**PROBLEM TO SOLVE**.
Look below and pull out each line with the word "this".
>> BEGIN DATA TO PROCESS
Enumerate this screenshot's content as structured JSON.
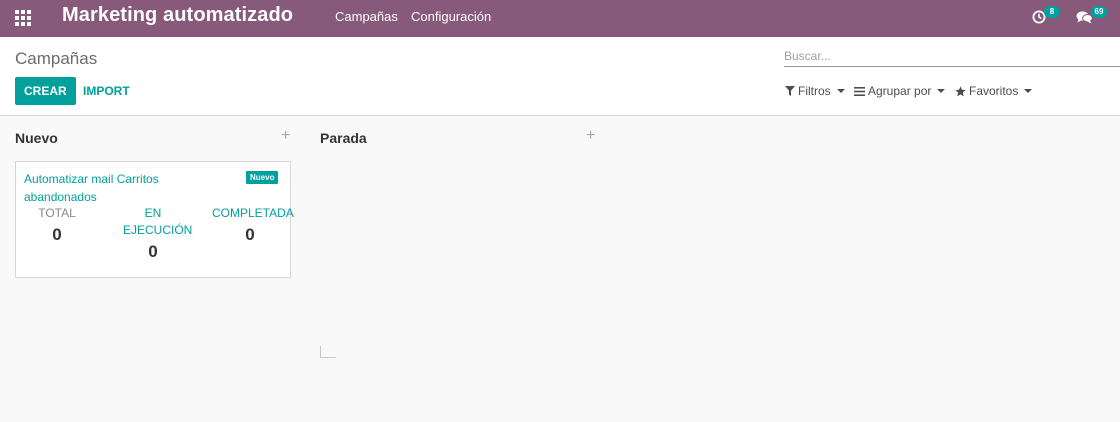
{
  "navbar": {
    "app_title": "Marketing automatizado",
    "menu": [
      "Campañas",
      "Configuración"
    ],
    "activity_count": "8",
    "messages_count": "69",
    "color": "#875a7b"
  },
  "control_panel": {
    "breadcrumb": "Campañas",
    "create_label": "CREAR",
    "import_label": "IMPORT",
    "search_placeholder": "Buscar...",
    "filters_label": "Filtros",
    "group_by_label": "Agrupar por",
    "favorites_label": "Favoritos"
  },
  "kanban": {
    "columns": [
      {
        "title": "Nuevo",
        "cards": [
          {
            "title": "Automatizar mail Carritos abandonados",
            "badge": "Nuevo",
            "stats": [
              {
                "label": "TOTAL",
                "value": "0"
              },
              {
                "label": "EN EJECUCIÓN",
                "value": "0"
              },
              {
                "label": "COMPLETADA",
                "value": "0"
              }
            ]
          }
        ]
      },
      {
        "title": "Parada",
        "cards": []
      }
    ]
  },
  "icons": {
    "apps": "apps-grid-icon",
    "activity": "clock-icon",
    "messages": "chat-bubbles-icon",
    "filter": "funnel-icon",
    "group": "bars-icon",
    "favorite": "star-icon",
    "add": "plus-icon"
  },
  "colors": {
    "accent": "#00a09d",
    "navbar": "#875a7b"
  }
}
>> END DATA TO PROCESS
>> BEGIN DATA TO PROCESS
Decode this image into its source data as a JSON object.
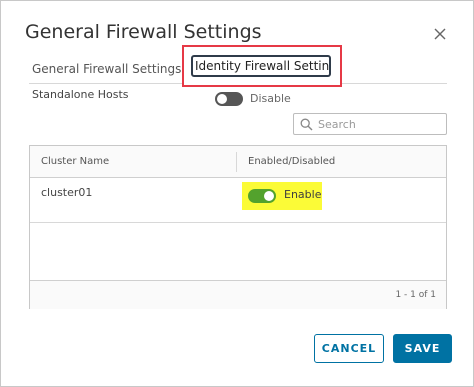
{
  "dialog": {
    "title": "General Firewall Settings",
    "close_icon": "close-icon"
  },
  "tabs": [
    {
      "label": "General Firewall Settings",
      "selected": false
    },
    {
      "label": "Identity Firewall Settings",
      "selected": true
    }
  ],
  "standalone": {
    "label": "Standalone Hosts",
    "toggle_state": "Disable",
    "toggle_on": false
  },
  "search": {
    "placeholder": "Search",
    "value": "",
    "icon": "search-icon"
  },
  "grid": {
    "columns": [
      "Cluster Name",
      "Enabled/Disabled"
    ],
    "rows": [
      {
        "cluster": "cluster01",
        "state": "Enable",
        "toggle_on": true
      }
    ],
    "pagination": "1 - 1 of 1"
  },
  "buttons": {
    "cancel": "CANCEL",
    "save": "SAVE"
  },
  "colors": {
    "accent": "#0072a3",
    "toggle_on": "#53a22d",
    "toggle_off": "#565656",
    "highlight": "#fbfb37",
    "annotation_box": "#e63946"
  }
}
>> END DATA TO PROCESS
**RESULT OF THE EXERCISE**.
Enumerate this screenshot's content as structured JSON.
Decode this image into its source data as a JSON object.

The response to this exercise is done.